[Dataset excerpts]
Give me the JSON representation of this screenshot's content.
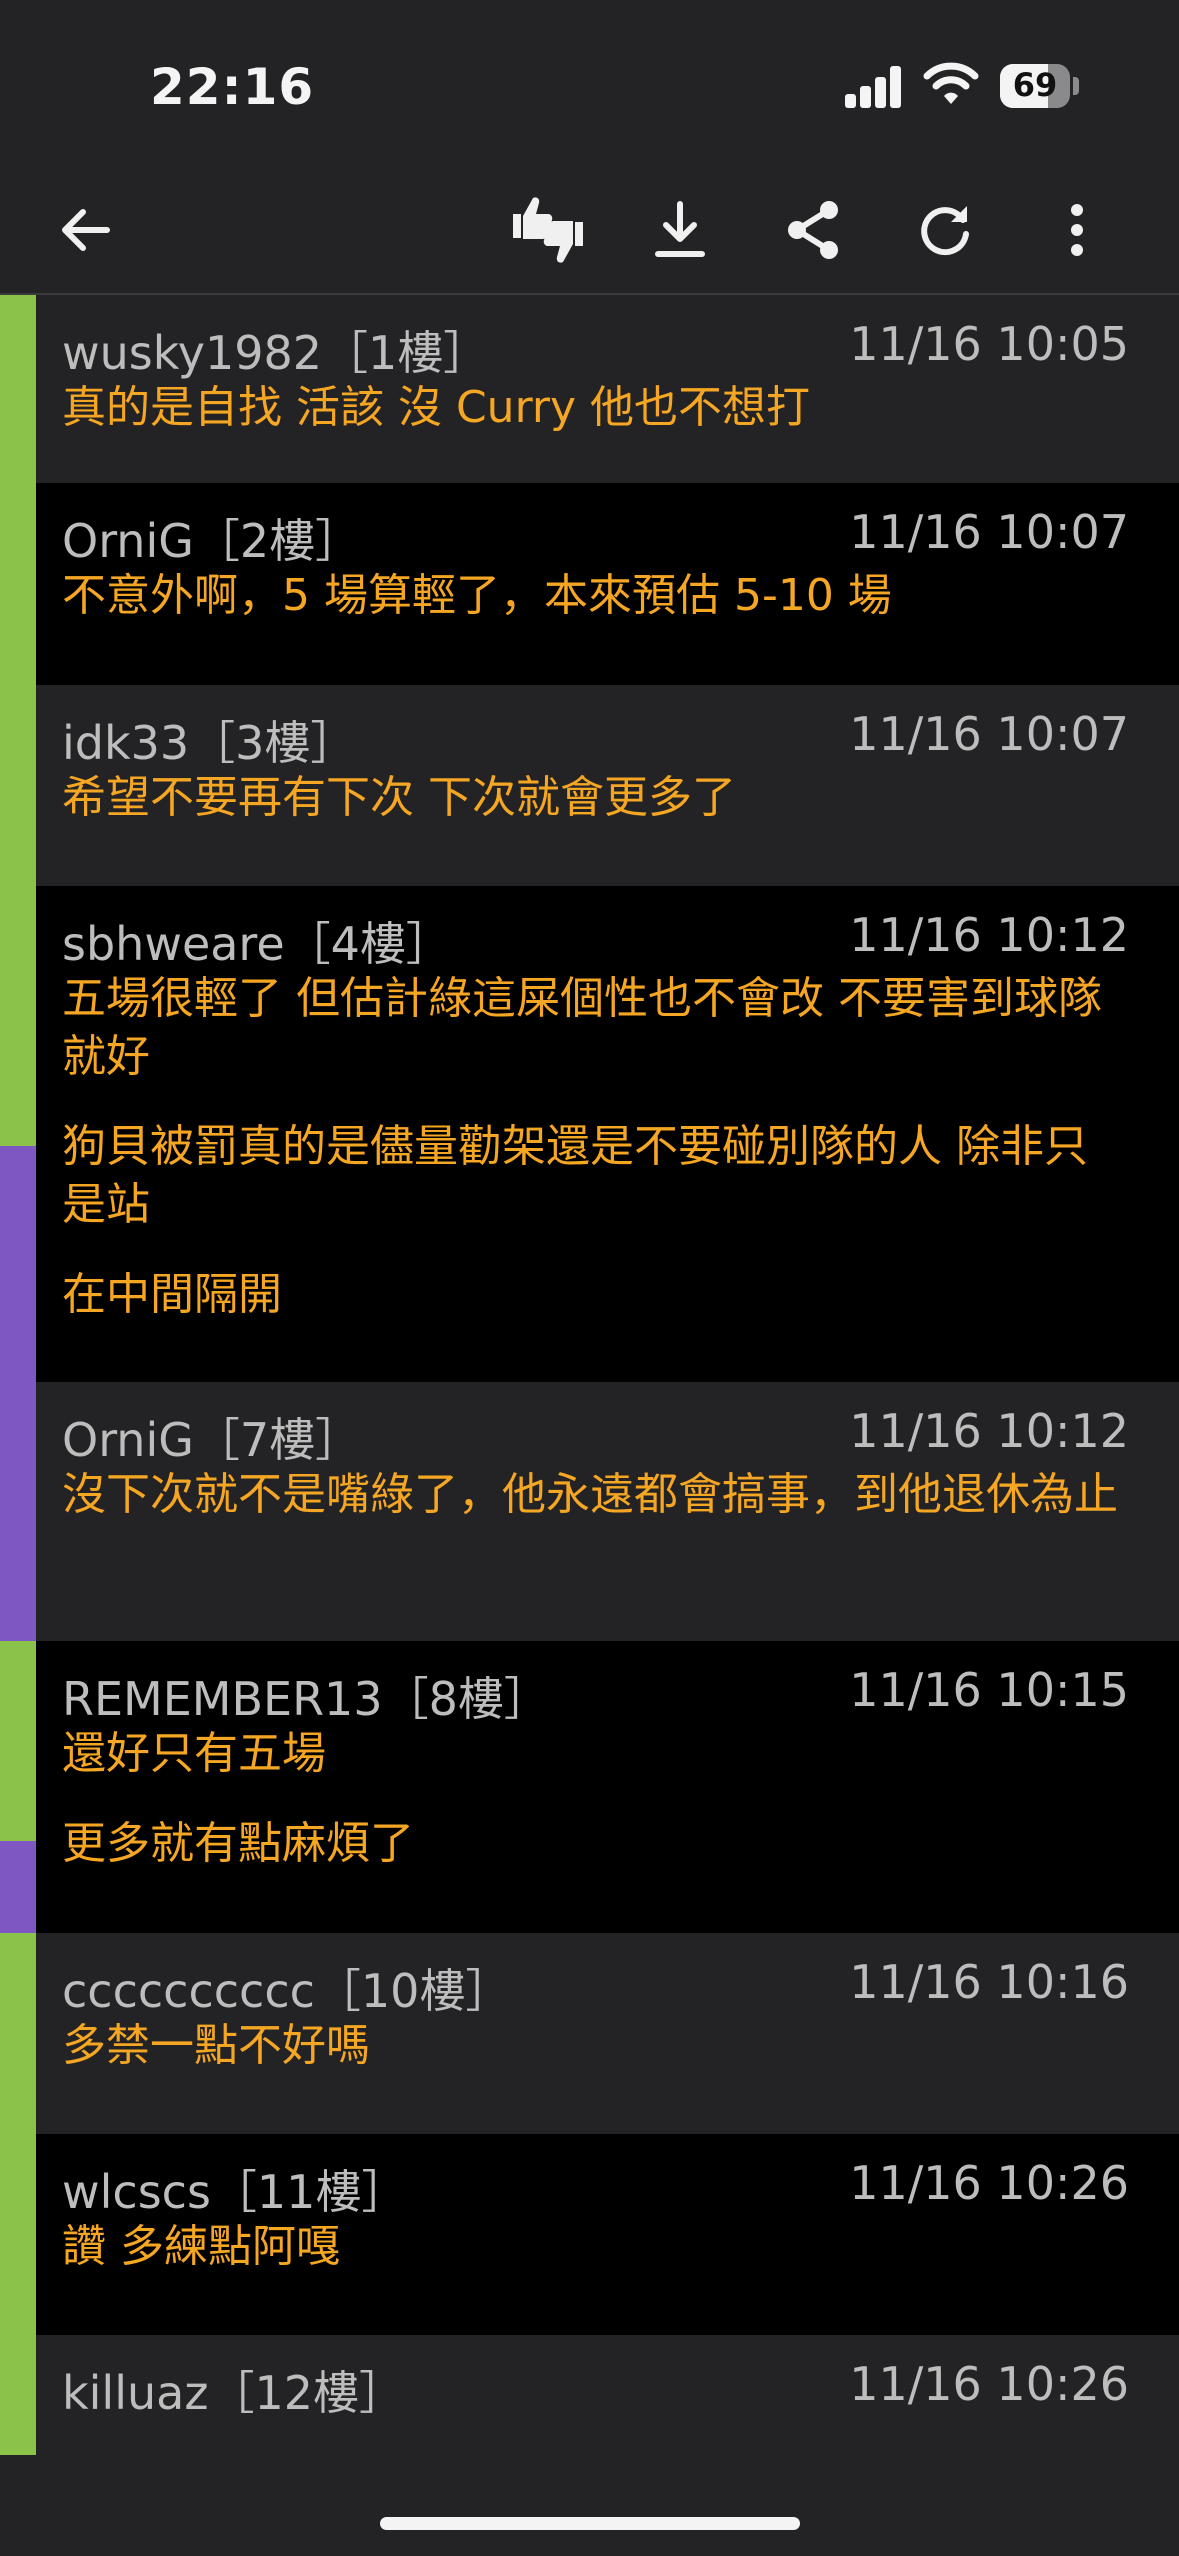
{
  "status": {
    "time": "22:16",
    "battery_level": "69",
    "battery_fraction": 0.69
  },
  "toolbar": {
    "back": "back-arrow-icon",
    "rate": "thumbs-up-down-icon",
    "download": "download-icon",
    "share": "share-icon",
    "refresh": "refresh-icon",
    "more": "more-vertical-icon"
  },
  "colors": {
    "accent_text": "#f5a623",
    "green_bar": "#8bc34a",
    "purple_bar": "#7e57c2",
    "header_bg": "#232325"
  },
  "posts": [
    {
      "author": "wusky1982［1樓］",
      "date": "11/16 10:05",
      "paragraphs": [
        "真的是自找 活該 沒 Curry 他也不想打"
      ]
    },
    {
      "author": "OrniG［2樓］",
      "date": "11/16 10:07",
      "paragraphs": [
        "不意外啊，5 場算輕了，本來預估 5-10 場"
      ]
    },
    {
      "author": "idk33［3樓］",
      "date": "11/16 10:07",
      "paragraphs": [
        "希望不要再有下次 下次就會更多了"
      ]
    },
    {
      "author": "sbhweare［4樓］",
      "date": "11/16 10:12",
      "paragraphs": [
        "五場很輕了 但估計綠這屎個性也不會改 不要害到球隊就好",
        "狗貝被罰真的是儘量勸架還是不要碰別隊的人 除非只是站",
        "在中間隔開"
      ]
    },
    {
      "author": "OrniG［7樓］",
      "date": "11/16 10:12",
      "paragraphs": [
        "沒下次就不是嘴綠了，他永遠都會搞事，到他退休為止"
      ]
    },
    {
      "author": "REMEMBER13［8樓］",
      "date": "11/16 10:15",
      "paragraphs": [
        "還好只有五場",
        "更多就有點麻煩了"
      ]
    },
    {
      "author": "cccccccccc［10樓］",
      "date": "11/16 10:16",
      "paragraphs": [
        "多禁一點不好嗎"
      ]
    },
    {
      "author": "wlcscs［11樓］",
      "date": "11/16 10:26",
      "paragraphs": [
        "讚 多練點阿嘎"
      ]
    },
    {
      "author": "killuaz［12樓］",
      "date": "11/16 10:26",
      "paragraphs": []
    }
  ]
}
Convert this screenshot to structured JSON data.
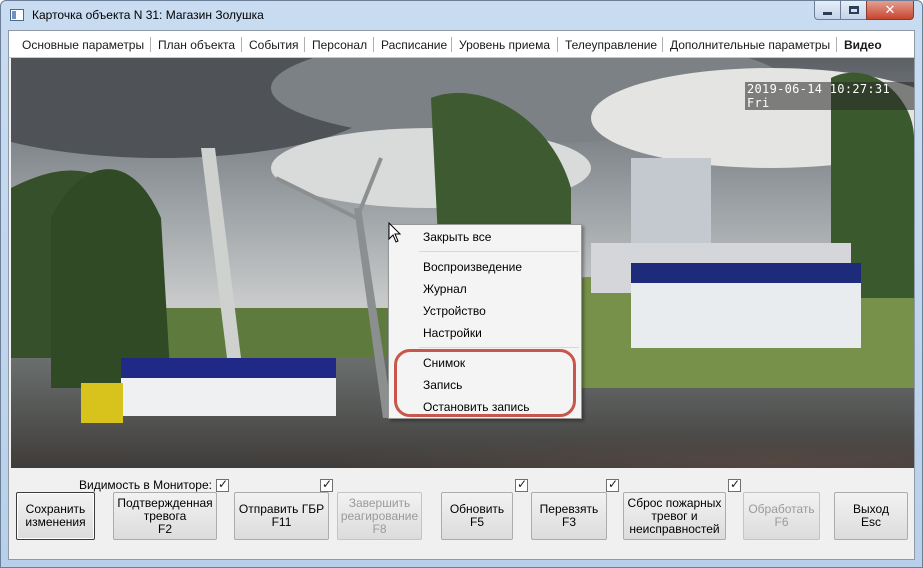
{
  "window": {
    "title": "Карточка объекта N 31: Магазин Золушка",
    "close_glyph": "✕"
  },
  "tabs": [
    {
      "label": "Основные параметры"
    },
    {
      "label": "План объекта"
    },
    {
      "label": "События"
    },
    {
      "label": "Персонал"
    },
    {
      "label": "Расписание"
    },
    {
      "label": "Уровень приема"
    },
    {
      "label": "Телеуправление"
    },
    {
      "label": "Дополнительные параметры"
    },
    {
      "label": "Видео",
      "active": true
    }
  ],
  "video": {
    "timestamp": "2019-06-14 10:27:31 Fri"
  },
  "context_menu": {
    "items": [
      {
        "label": "Закрыть все"
      },
      {
        "label": "Воспроизведение"
      },
      {
        "label": "Журнал"
      },
      {
        "label": "Устройство"
      },
      {
        "label": "Настройки"
      },
      {
        "label": "Снимок"
      },
      {
        "label": "Запись"
      },
      {
        "label": "Остановить запись"
      }
    ],
    "highlight_color": "#c0392b"
  },
  "bottom": {
    "visibility_label": "Видимость в Мониторе:",
    "checkboxes_checked": true,
    "buttons": [
      {
        "label": "Сохранить\nизменения",
        "enabled": true
      },
      {
        "label": "Подтвержденная\nтревога\nF2",
        "enabled": true
      },
      {
        "label": "Отправить ГБР\nF11",
        "enabled": true
      },
      {
        "label": "Завершить\nреагирование\nF8",
        "enabled": false
      },
      {
        "label": "Обновить\nF5",
        "enabled": true
      },
      {
        "label": "Перевзять\nF3",
        "enabled": true
      },
      {
        "label": "Сброс пожарных\nтревог и\nнеисправностей",
        "enabled": true
      },
      {
        "label": "Обработать\nF6",
        "enabled": false
      },
      {
        "label": "Выход\nEsc",
        "enabled": true
      }
    ]
  }
}
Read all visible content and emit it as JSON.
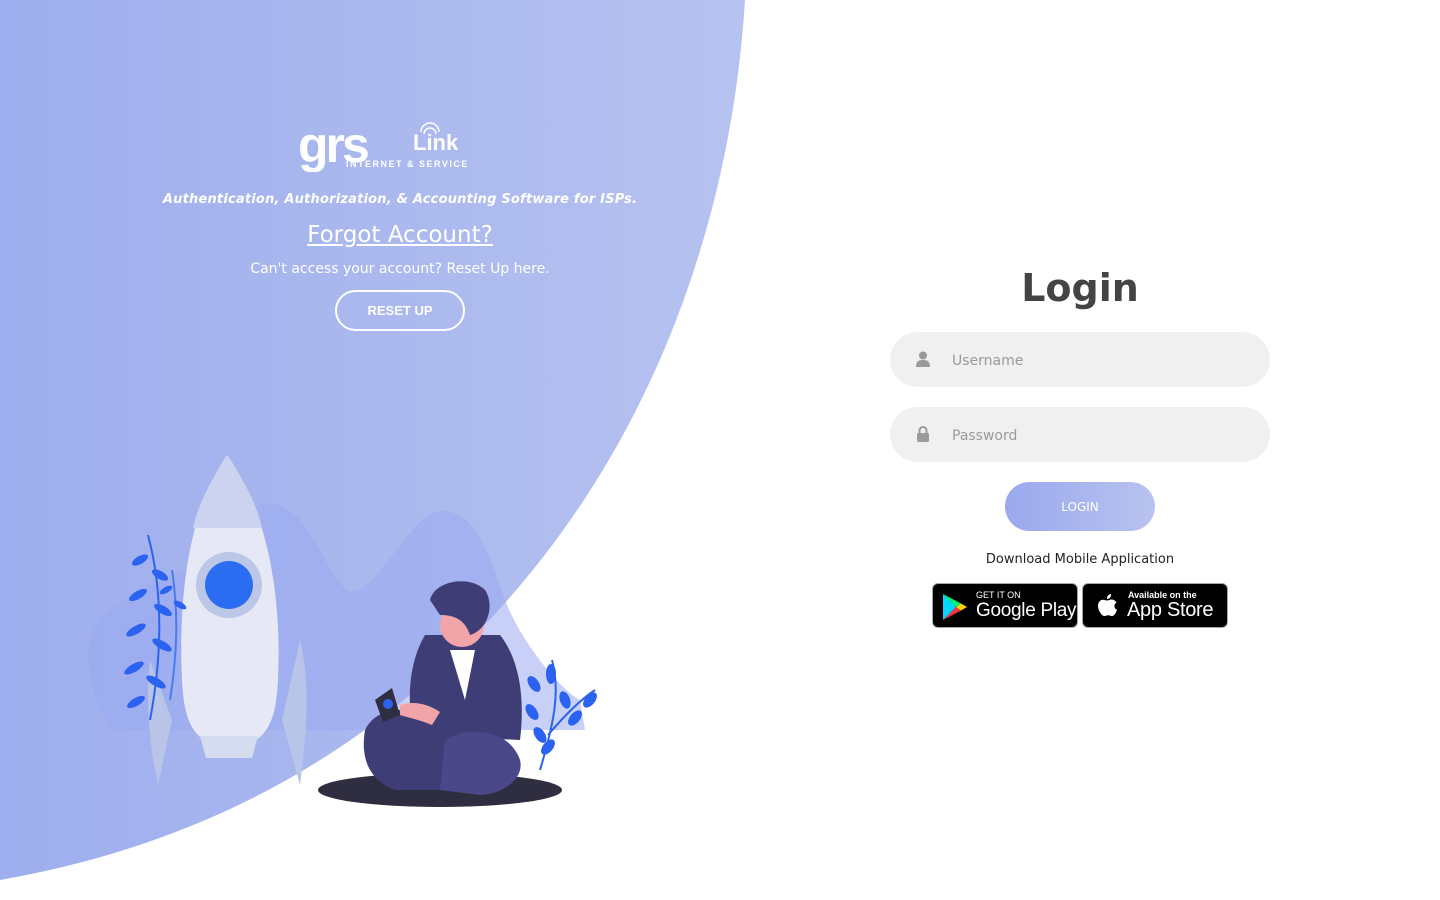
{
  "colors": {
    "panel_blue": "#a4b2ee",
    "accent_blue": "#2563eb",
    "login_gradient_start": "#9aa8ee",
    "login_gradient_end": "#b9c3ef",
    "field_bg": "#f0f0f0"
  },
  "left": {
    "logo_text": "grs Link INTERNET & SERVICE",
    "tagline": "Authentication, Authorization, & Accounting Software for ISPs.",
    "forgot_title": "Forgot Account?",
    "forgot_subtitle": "Can't access your account? Reset Up here.",
    "reset_button": "RESET UP"
  },
  "login": {
    "title": "Login",
    "username_placeholder": "Username",
    "username_icon": "user-icon",
    "password_placeholder": "Password",
    "password_icon": "lock-icon",
    "submit_label": "LOGIN",
    "download_text": "Download Mobile Application"
  },
  "stores": {
    "google_small": "GET IT ON",
    "google_big": "Google Play",
    "apple_small": "Available on the",
    "apple_big": "App Store"
  }
}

- _Task requirements_:
Scan the material above for the word "JSON". Copy each line where it occurs.

- _Task result_:
Give me the JSON representation of this screenshot's content.
Convert this screenshot to structured JSON data.
Read all visible content and emit it as JSON.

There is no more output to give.